> **Data provided**:
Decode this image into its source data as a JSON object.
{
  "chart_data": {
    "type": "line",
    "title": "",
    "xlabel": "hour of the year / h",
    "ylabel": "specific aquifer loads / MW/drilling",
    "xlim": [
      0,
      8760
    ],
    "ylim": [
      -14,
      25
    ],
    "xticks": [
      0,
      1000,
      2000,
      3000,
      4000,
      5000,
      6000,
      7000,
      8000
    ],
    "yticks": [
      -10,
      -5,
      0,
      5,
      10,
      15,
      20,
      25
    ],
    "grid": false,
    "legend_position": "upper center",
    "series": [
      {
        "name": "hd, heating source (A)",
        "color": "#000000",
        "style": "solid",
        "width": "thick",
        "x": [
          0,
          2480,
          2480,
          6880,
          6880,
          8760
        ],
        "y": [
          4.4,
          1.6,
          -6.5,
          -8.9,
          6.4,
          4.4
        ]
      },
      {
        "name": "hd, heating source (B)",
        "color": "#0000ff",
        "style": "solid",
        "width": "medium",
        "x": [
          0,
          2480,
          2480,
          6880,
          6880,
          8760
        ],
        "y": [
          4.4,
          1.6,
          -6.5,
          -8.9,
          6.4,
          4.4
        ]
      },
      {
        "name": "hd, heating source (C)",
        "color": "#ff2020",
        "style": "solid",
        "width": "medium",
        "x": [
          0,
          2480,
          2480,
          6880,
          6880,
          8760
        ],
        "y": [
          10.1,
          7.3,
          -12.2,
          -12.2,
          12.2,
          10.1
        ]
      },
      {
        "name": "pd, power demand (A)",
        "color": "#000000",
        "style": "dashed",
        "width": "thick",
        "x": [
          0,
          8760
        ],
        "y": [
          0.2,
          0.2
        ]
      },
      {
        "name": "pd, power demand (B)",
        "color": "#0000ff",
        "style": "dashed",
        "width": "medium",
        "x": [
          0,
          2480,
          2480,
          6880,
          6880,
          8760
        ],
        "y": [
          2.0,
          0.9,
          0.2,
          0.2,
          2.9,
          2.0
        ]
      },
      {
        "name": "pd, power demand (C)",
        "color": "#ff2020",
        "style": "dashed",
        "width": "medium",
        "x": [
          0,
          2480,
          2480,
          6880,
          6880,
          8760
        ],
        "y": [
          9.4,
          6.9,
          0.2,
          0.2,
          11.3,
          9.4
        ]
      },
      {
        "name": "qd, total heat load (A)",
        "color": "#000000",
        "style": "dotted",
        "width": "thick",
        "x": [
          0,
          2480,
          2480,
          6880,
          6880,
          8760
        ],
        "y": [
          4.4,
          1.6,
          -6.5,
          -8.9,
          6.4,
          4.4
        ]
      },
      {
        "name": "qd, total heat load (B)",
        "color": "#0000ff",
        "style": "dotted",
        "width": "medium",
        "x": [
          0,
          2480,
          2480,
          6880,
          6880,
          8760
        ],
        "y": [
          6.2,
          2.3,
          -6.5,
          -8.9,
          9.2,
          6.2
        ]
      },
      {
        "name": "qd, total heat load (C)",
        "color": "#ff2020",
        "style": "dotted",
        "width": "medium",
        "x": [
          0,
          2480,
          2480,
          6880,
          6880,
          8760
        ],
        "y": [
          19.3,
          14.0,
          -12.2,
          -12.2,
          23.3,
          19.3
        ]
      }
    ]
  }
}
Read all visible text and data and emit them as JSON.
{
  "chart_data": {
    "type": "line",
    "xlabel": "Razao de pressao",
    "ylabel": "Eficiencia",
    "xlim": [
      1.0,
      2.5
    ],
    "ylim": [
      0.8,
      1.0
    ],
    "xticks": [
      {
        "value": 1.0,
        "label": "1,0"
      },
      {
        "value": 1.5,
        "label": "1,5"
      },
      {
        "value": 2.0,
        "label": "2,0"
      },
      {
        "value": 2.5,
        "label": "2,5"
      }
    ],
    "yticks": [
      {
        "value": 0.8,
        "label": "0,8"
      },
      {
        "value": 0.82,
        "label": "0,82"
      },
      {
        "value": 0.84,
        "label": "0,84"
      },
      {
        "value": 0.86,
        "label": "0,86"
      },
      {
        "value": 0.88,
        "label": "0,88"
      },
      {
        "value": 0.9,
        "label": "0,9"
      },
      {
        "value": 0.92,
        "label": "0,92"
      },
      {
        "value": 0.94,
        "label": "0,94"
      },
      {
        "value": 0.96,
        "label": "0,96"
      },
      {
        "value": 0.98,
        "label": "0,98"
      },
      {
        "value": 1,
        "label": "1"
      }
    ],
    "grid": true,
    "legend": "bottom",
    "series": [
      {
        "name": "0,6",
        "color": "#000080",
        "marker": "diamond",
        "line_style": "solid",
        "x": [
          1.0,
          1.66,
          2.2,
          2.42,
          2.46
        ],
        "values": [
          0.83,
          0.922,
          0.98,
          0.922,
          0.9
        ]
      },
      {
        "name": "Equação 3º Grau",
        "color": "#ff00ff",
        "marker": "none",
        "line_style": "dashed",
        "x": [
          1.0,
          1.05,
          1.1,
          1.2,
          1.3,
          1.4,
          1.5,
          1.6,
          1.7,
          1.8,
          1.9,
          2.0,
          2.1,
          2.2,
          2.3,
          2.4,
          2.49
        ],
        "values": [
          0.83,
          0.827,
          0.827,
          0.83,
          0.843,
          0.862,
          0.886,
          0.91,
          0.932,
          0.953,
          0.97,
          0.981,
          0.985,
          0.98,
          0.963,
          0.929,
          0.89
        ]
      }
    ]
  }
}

> **Work to do**:
Each line of the material above must be retyped precisely.

> **Expected output**:
Decode this image into its source data as a JSON object.
{
  "chart_data": {
    "type": "line",
    "title": "",
    "xlabel": "hour of the year / h",
    "ylabel": "specific aquifer loads / MW/drilling",
    "xlim": [
      0,
      8760
    ],
    "ylim": [
      -14,
      25
    ],
    "xticks": [
      0,
      1000,
      2000,
      3000,
      4000,
      5000,
      6000,
      7000,
      8000
    ],
    "yticks": [
      -10,
      -5,
      0,
      5,
      10,
      15,
      20,
      25
    ],
    "grid": false,
    "legend_position": "upper center",
    "series": [
      {
        "name": "hd, heating source (A)",
        "color": "#000000",
        "style": "solid",
        "width": "thick",
        "x": [
          0,
          2480,
          2480,
          6880,
          6880,
          8760
        ],
        "y": [
          4.4,
          1.6,
          -6.5,
          -8.9,
          6.4,
          4.4
        ]
      },
      {
        "name": "hd, heating source (B)",
        "color": "#0000ff",
        "style": "solid",
        "width": "medium",
        "x": [
          0,
          2480,
          2480,
          6880,
          6880,
          8760
        ],
        "y": [
          4.4,
          1.6,
          -6.5,
          -8.9,
          6.4,
          4.4
        ]
      },
      {
        "name": "hd, heating source (C)",
        "color": "#ff2020",
        "style": "solid",
        "width": "medium",
        "x": [
          0,
          2480,
          2480,
          6880,
          6880,
          8760
        ],
        "y": [
          10.1,
          7.3,
          -12.2,
          -12.2,
          12.2,
          10.1
        ]
      },
      {
        "name": "pd, power demand (A)",
        "color": "#000000",
        "style": "dashed",
        "width": "thick",
        "x": [
          0,
          8760
        ],
        "y": [
          0.2,
          0.2
        ]
      },
      {
        "name": "pd, power demand (B)",
        "color": "#0000ff",
        "style": "dashed",
        "width": "medium",
        "x": [
          0,
          2480,
          2480,
          6880,
          6880,
          8760
        ],
        "y": [
          2.0,
          0.9,
          0.2,
          0.2,
          2.9,
          2.0
        ]
      },
      {
        "name": "pd, power demand (C)",
        "color": "#ff2020",
        "style": "dashed",
        "width": "medium",
        "x": [
          0,
          2480,
          2480,
          6880,
          6880,
          8760
        ],
        "y": [
          9.4,
          6.9,
          0.2,
          0.2,
          11.3,
          9.4
        ]
      },
      {
        "name": "qd, total heat load (A)",
        "color": "#000000",
        "style": "dotted",
        "width": "thick",
        "x": [
          0,
          2480,
          2480,
          6880,
          6880,
          8760
        ],
        "y": [
          4.4,
          1.6,
          -6.5,
          -8.9,
          6.4,
          4.4
        ]
      },
      {
        "name": "qd, total heat load (B)",
        "color": "#0000ff",
        "style": "dotted",
        "width": "medium",
        "x": [
          0,
          2480,
          2480,
          6880,
          6880,
          8760
        ],
        "y": [
          6.2,
          2.3,
          -6.5,
          -8.9,
          9.2,
          6.2
        ]
      },
      {
        "name": "qd, total heat load (C)",
        "color": "#ff2020",
        "style": "dotted",
        "width": "medium",
        "x": [
          0,
          2480,
          2480,
          6880,
          6880,
          8760
        ],
        "y": [
          19.3,
          14.0,
          -12.2,
          -12.2,
          23.3,
          19.3
        ]
      }
    ]
  }
}
Read all visible text and data and emit them as JSON.
{
  "chart_data": {
    "type": "line",
    "xlabel": "Razao de pressao",
    "ylabel": "Eficiencia",
    "xlim": [
      1.0,
      2.5
    ],
    "ylim": [
      0.8,
      1.0
    ],
    "xticks": [
      {
        "value": 1.0,
        "label": "1,0"
      },
      {
        "value": 1.5,
        "label": "1,5"
      },
      {
        "value": 2.0,
        "label": "2,0"
      },
      {
        "value": 2.5,
        "label": "2,5"
      }
    ],
    "yticks": [
      {
        "value": 0.8,
        "label": "0,8"
      },
      {
        "value": 0.82,
        "label": "0,82"
      },
      {
        "value": 0.84,
        "label": "0,84"
      },
      {
        "value": 0.86,
        "label": "0,86"
      },
      {
        "value": 0.88,
        "label": "0,88"
      },
      {
        "value": 0.9,
        "label": "0,9"
      },
      {
        "value": 0.92,
        "label": "0,92"
      },
      {
        "value": 0.94,
        "label": "0,94"
      },
      {
        "value": 0.96,
        "label": "0,96"
      },
      {
        "value": 0.98,
        "label": "0,98"
      },
      {
        "value": 1,
        "label": "1"
      }
    ],
    "grid": true,
    "legend": "bottom",
    "series": [
      {
        "name": "0,6",
        "color": "#000080",
        "marker": "diamond",
        "line_style": "solid",
        "x": [
          1.0,
          1.66,
          2.2,
          2.42,
          2.46
        ],
        "values": [
          0.83,
          0.922,
          0.98,
          0.922,
          0.9
        ]
      },
      {
        "name": "Equação 3º Grau",
        "color": "#ff00ff",
        "marker": "none",
        "line_style": "dashed",
        "x": [
          1.0,
          1.05,
          1.1,
          1.2,
          1.3,
          1.4,
          1.5,
          1.6,
          1.7,
          1.8,
          1.9,
          2.0,
          2.1,
          2.2,
          2.3,
          2.4,
          2.49
        ],
        "values": [
          0.83,
          0.827,
          0.827,
          0.83,
          0.843,
          0.862,
          0.886,
          0.91,
          0.932,
          0.953,
          0.97,
          0.981,
          0.985,
          0.98,
          0.963,
          0.929,
          0.89
        ]
      }
    ]
  }
}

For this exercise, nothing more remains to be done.